» **EXERCISE AIM**
Pictures are not part of the copy; repeat everything else in the records exactly.

---- ENTRIES

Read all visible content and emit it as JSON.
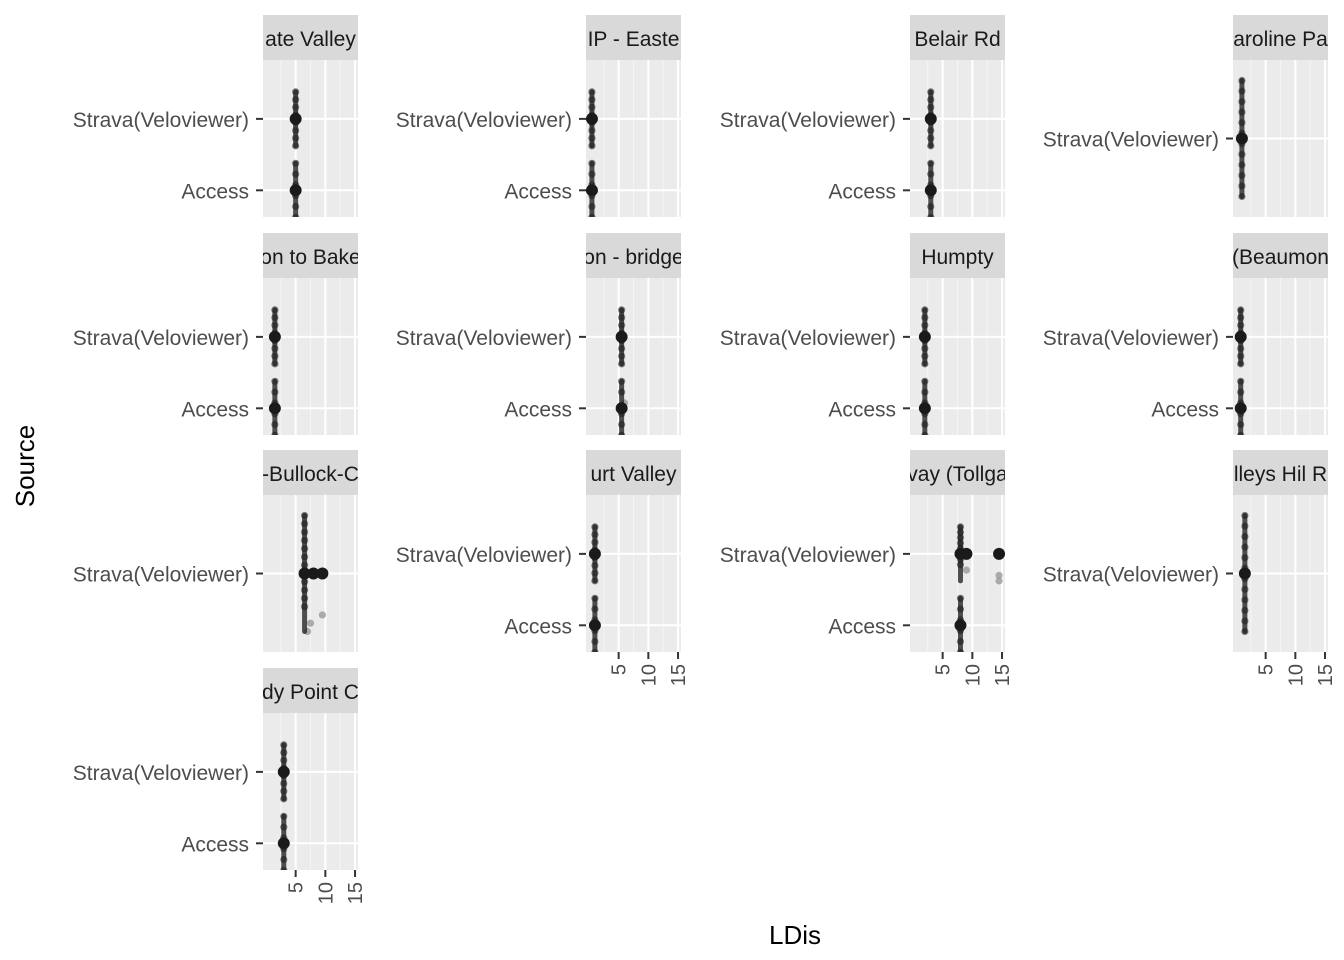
{
  "chart_data": {
    "type": "scatter",
    "xlabel": "LDis",
    "ylabel": "Source",
    "x_ticks": [
      5,
      10,
      15
    ],
    "xlim": [
      -0.5,
      15.5
    ],
    "categories": [
      "Strava(Veloviewer)",
      "Access"
    ],
    "facets": [
      {
        "strip": "ate Valley",
        "rows": [
          {
            "label": "Strava(Veloviewer)",
            "x": [
              5,
              5,
              5,
              5,
              5,
              5,
              5,
              5
            ],
            "mean": 5
          },
          {
            "label": "Access",
            "x": [
              5,
              5,
              5,
              5,
              5,
              5
            ],
            "mean": 5
          }
        ]
      },
      {
        "strip": "IP - Easte",
        "rows": [
          {
            "label": "Strava(Veloviewer)",
            "x": [
              0.5,
              0.5,
              0.5,
              0.5,
              0.5,
              0.5,
              0.5,
              0.5
            ],
            "mean": 0.5
          },
          {
            "label": "Access",
            "x": [
              0.5,
              0.5,
              0.5,
              0.5,
              0.5,
              0.5
            ],
            "mean": 0.5
          }
        ]
      },
      {
        "strip": "Belair Rd",
        "rows": [
          {
            "label": "Strava(Veloviewer)",
            "x": [
              3,
              3,
              3,
              3,
              3,
              3,
              3,
              3
            ],
            "mean": 3
          },
          {
            "label": "Access",
            "x": [
              3,
              3,
              3,
              3,
              3,
              3
            ],
            "mean": 3
          }
        ]
      },
      {
        "strip": "aroline Pa",
        "rows": [
          {
            "label": "Strava(Veloviewer)",
            "x": [
              1,
              1,
              1,
              1,
              1,
              1,
              1,
              1,
              1,
              1,
              1,
              1
            ],
            "mean": 1
          }
        ]
      },
      {
        "strip": "on to Bake",
        "rows": [
          {
            "label": "Strava(Veloviewer)",
            "x": [
              1.5,
              1.5,
              1.5,
              1.5,
              1.5,
              1.5,
              1.5,
              1.5
            ],
            "mean": 1.5
          },
          {
            "label": "Access",
            "x": [
              1.5,
              1.5,
              1.5,
              1.5,
              1.5,
              1.5
            ],
            "mean": 1.5
          }
        ]
      },
      {
        "strip": "on - bridge",
        "rows": [
          {
            "label": "Strava(Veloviewer)",
            "x": [
              5.5,
              5.5,
              5.5,
              5.5,
              5.5,
              5.5,
              5.5,
              5.5
            ],
            "mean": 5.5
          },
          {
            "label": "Access",
            "x": [
              5.5,
              5.5,
              6,
              5.5,
              5.5,
              5.5
            ],
            "mean": 5.5
          }
        ]
      },
      {
        "strip": "Humpty",
        "rows": [
          {
            "label": "Strava(Veloviewer)",
            "x": [
              2,
              2,
              2,
              2,
              2,
              2,
              2,
              2
            ],
            "mean": 2
          },
          {
            "label": "Access",
            "x": [
              2,
              2,
              2,
              2,
              2,
              2
            ],
            "mean": 2
          }
        ]
      },
      {
        "strip": "(Beaumon",
        "rows": [
          {
            "label": "Strava(Veloviewer)",
            "x": [
              0.8,
              0.8,
              0.8,
              0.8,
              0.8,
              0.8,
              0.8,
              0.8
            ],
            "mean": 0.8
          },
          {
            "label": "Access",
            "x": [
              0.8,
              0.8,
              0.8,
              0.8,
              0.8,
              0.8
            ],
            "mean": 0.8
          }
        ]
      },
      {
        "strip": "-Bullock-C",
        "rows": [
          {
            "label": "Strava(Veloviewer)",
            "x": [
              6.5,
              6.5,
              6.5,
              6.5,
              6.5,
              6.5,
              6.5,
              6.5,
              6.5,
              6.5,
              6.5,
              6.5,
              9.5,
              7.5,
              7
            ],
            "mean": 6.5,
            "extra_mean": [
              8,
              9.5
            ]
          }
        ]
      },
      {
        "strip": "urt Valley",
        "rows": [
          {
            "label": "Strava(Veloviewer)",
            "x": [
              1,
              1,
              1,
              1,
              1,
              1,
              1,
              1
            ],
            "mean": 1
          },
          {
            "label": "Access",
            "x": [
              1,
              1,
              1,
              1,
              1,
              1
            ],
            "mean": 1
          }
        ]
      },
      {
        "strip": "vay (Tollga",
        "rows": [
          {
            "label": "Strava(Veloviewer)",
            "x": [
              8,
              8,
              8,
              8,
              8,
              8,
              8,
              8,
              9,
              14.5,
              14.5
            ],
            "mean": 8,
            "extra_mean": [
              9,
              14.5
            ]
          },
          {
            "label": "Access",
            "x": [
              8,
              8,
              8,
              8,
              8,
              8
            ],
            "mean": 8
          }
        ]
      },
      {
        "strip": "lleys Hil R",
        "rows": [
          {
            "label": "Strava(Veloviewer)",
            "x": [
              1.5,
              1.5,
              1.5,
              1.5,
              1.5,
              1.5,
              1.5,
              1.5,
              1.5,
              1.5,
              1.5,
              1.5
            ],
            "mean": 1.5
          }
        ]
      },
      {
        "strip": "dy Point C",
        "rows": [
          {
            "label": "Strava(Veloviewer)",
            "x": [
              3,
              3,
              3,
              3,
              3,
              3,
              3,
              3
            ],
            "mean": 3
          },
          {
            "label": "Access",
            "x": [
              3,
              3,
              3,
              3,
              3,
              3
            ],
            "mean": 3
          }
        ]
      }
    ]
  }
}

--------

» **SOLUTION TO THE EXERCISE**
Read all visible content and emit it as JSON.
{
  "chart_data": {
    "type": "scatter",
    "xlabel": "LDis",
    "ylabel": "Source",
    "x_ticks": [
      5,
      10,
      15
    ],
    "xlim": [
      -0.5,
      15.5
    ],
    "categories": [
      "Strava(Veloviewer)",
      "Access"
    ],
    "facets": [
      {
        "strip": "ate Valley",
        "rows": [
          {
            "label": "Strava(Veloviewer)",
            "x": [
              5,
              5,
              5,
              5,
              5,
              5,
              5,
              5
            ],
            "mean": 5
          },
          {
            "label": "Access",
            "x": [
              5,
              5,
              5,
              5,
              5,
              5
            ],
            "mean": 5
          }
        ]
      },
      {
        "strip": "IP - Easte",
        "rows": [
          {
            "label": "Strava(Veloviewer)",
            "x": [
              0.5,
              0.5,
              0.5,
              0.5,
              0.5,
              0.5,
              0.5,
              0.5
            ],
            "mean": 0.5
          },
          {
            "label": "Access",
            "x": [
              0.5,
              0.5,
              0.5,
              0.5,
              0.5,
              0.5
            ],
            "mean": 0.5
          }
        ]
      },
      {
        "strip": "Belair Rd",
        "rows": [
          {
            "label": "Strava(Veloviewer)",
            "x": [
              3,
              3,
              3,
              3,
              3,
              3,
              3,
              3
            ],
            "mean": 3
          },
          {
            "label": "Access",
            "x": [
              3,
              3,
              3,
              3,
              3,
              3
            ],
            "mean": 3
          }
        ]
      },
      {
        "strip": "aroline Pa",
        "rows": [
          {
            "label": "Strava(Veloviewer)",
            "x": [
              1,
              1,
              1,
              1,
              1,
              1,
              1,
              1,
              1,
              1,
              1,
              1
            ],
            "mean": 1
          }
        ]
      },
      {
        "strip": "on to Bake",
        "rows": [
          {
            "label": "Strava(Veloviewer)",
            "x": [
              1.5,
              1.5,
              1.5,
              1.5,
              1.5,
              1.5,
              1.5,
              1.5
            ],
            "mean": 1.5
          },
          {
            "label": "Access",
            "x": [
              1.5,
              1.5,
              1.5,
              1.5,
              1.5,
              1.5
            ],
            "mean": 1.5
          }
        ]
      },
      {
        "strip": "on - bridge",
        "rows": [
          {
            "label": "Strava(Veloviewer)",
            "x": [
              5.5,
              5.5,
              5.5,
              5.5,
              5.5,
              5.5,
              5.5,
              5.5
            ],
            "mean": 5.5
          },
          {
            "label": "Access",
            "x": [
              5.5,
              5.5,
              6,
              5.5,
              5.5,
              5.5
            ],
            "mean": 5.5
          }
        ]
      },
      {
        "strip": "Humpty",
        "rows": [
          {
            "label": "Strava(Veloviewer)",
            "x": [
              2,
              2,
              2,
              2,
              2,
              2,
              2,
              2
            ],
            "mean": 2
          },
          {
            "label": "Access",
            "x": [
              2,
              2,
              2,
              2,
              2,
              2
            ],
            "mean": 2
          }
        ]
      },
      {
        "strip": "(Beaumon",
        "rows": [
          {
            "label": "Strava(Veloviewer)",
            "x": [
              0.8,
              0.8,
              0.8,
              0.8,
              0.8,
              0.8,
              0.8,
              0.8
            ],
            "mean": 0.8
          },
          {
            "label": "Access",
            "x": [
              0.8,
              0.8,
              0.8,
              0.8,
              0.8,
              0.8
            ],
            "mean": 0.8
          }
        ]
      },
      {
        "strip": "-Bullock-C",
        "rows": [
          {
            "label": "Strava(Veloviewer)",
            "x": [
              6.5,
              6.5,
              6.5,
              6.5,
              6.5,
              6.5,
              6.5,
              6.5,
              6.5,
              6.5,
              6.5,
              6.5,
              9.5,
              7.5,
              7
            ],
            "mean": 6.5,
            "extra_mean": [
              8,
              9.5
            ]
          }
        ]
      },
      {
        "strip": "urt Valley",
        "rows": [
          {
            "label": "Strava(Veloviewer)",
            "x": [
              1,
              1,
              1,
              1,
              1,
              1,
              1,
              1
            ],
            "mean": 1
          },
          {
            "label": "Access",
            "x": [
              1,
              1,
              1,
              1,
              1,
              1
            ],
            "mean": 1
          }
        ]
      },
      {
        "strip": "vay (Tollga",
        "rows": [
          {
            "label": "Strava(Veloviewer)",
            "x": [
              8,
              8,
              8,
              8,
              8,
              8,
              8,
              8,
              9,
              14.5,
              14.5
            ],
            "mean": 8,
            "extra_mean": [
              9,
              14.5
            ]
          },
          {
            "label": "Access",
            "x": [
              8,
              8,
              8,
              8,
              8,
              8
            ],
            "mean": 8
          }
        ]
      },
      {
        "strip": "lleys Hil R",
        "rows": [
          {
            "label": "Strava(Veloviewer)",
            "x": [
              1.5,
              1.5,
              1.5,
              1.5,
              1.5,
              1.5,
              1.5,
              1.5,
              1.5,
              1.5,
              1.5,
              1.5
            ],
            "mean": 1.5
          }
        ]
      },
      {
        "strip": "dy Point C",
        "rows": [
          {
            "label": "Strava(Veloviewer)",
            "x": [
              3,
              3,
              3,
              3,
              3,
              3,
              3,
              3
            ],
            "mean": 3
          },
          {
            "label": "Access",
            "x": [
              3,
              3,
              3,
              3,
              3,
              3
            ],
            "mean": 3
          }
        ]
      }
    ]
  }
}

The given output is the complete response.